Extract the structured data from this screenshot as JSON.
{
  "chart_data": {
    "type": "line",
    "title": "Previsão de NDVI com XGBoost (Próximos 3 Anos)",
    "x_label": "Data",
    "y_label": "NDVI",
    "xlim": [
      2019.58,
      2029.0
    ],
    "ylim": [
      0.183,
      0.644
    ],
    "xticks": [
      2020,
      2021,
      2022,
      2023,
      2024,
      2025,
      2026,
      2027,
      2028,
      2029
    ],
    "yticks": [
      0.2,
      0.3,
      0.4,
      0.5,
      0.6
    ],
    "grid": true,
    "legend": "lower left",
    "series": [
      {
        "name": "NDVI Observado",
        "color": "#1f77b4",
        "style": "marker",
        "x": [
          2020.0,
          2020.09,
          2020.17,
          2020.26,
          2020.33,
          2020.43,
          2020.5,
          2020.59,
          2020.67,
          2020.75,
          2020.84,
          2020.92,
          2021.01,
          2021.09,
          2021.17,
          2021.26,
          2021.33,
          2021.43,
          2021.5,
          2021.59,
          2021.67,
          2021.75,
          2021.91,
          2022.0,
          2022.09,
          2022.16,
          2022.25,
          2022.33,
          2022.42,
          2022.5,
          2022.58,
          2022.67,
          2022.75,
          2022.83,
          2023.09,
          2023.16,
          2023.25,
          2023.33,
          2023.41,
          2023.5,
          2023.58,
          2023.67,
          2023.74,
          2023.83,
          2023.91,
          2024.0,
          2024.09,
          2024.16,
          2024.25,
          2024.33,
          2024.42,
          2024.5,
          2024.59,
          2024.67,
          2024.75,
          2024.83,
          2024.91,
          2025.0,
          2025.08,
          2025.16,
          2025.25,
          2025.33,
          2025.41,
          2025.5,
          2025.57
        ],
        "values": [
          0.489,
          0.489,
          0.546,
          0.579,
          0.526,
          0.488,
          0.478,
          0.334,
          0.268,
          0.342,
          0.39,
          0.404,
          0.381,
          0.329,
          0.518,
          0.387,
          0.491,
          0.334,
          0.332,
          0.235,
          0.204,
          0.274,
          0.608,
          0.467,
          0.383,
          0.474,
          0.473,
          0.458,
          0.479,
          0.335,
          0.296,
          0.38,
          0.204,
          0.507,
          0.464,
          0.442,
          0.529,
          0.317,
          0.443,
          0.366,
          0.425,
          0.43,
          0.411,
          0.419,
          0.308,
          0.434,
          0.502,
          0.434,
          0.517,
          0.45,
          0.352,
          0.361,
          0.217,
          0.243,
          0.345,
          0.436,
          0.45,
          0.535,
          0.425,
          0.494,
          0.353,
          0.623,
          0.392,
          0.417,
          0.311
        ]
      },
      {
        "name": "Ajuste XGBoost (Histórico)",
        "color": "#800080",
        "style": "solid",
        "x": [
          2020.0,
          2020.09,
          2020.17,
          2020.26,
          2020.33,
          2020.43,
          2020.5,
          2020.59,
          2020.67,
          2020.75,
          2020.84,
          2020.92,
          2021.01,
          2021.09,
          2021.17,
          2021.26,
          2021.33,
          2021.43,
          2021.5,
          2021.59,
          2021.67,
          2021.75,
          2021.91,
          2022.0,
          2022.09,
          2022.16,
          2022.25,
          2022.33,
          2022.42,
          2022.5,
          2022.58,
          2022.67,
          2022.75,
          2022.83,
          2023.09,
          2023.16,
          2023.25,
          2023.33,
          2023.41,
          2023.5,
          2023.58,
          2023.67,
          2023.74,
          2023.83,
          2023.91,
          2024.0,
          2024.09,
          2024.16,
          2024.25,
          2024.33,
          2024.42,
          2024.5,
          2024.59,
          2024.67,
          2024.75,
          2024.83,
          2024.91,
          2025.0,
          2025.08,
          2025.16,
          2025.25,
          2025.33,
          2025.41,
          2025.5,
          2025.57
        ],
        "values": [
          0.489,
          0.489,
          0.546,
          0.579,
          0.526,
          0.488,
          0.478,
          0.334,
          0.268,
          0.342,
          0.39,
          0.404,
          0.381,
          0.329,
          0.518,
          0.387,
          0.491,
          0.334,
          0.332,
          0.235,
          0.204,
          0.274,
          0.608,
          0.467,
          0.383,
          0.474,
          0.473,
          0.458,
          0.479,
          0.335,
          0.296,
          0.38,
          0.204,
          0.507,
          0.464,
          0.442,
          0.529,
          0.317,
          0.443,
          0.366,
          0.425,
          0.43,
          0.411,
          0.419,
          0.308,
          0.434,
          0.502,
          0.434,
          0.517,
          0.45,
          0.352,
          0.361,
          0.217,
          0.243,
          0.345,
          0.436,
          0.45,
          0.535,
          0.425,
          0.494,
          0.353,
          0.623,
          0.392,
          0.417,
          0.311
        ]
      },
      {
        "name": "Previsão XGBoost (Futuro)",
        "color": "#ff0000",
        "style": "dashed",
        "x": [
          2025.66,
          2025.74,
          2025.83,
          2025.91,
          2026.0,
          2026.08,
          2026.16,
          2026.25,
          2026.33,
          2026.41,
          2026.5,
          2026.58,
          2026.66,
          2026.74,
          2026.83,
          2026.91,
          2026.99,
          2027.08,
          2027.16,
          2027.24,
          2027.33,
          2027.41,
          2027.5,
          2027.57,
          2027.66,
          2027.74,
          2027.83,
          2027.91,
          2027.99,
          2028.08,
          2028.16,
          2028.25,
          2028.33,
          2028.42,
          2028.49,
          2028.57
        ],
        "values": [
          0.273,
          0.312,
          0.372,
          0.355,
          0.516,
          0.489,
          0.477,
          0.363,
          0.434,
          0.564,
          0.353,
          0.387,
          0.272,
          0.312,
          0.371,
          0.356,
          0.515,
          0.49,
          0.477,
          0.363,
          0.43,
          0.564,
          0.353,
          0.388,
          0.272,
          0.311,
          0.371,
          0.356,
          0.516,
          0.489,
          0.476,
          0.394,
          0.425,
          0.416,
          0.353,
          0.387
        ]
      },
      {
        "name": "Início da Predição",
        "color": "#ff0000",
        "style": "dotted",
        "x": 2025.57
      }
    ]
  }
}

★ ★ ★ ★ ★ ★ ★

- The task -
From the records above, pull out every line containing the word "Previsão".

- Solution -
    "title": "Previsão de NDVI com XGBoost (Próximos 3 Anos)",
        "name": "Previsão XGBoost (Futuro)",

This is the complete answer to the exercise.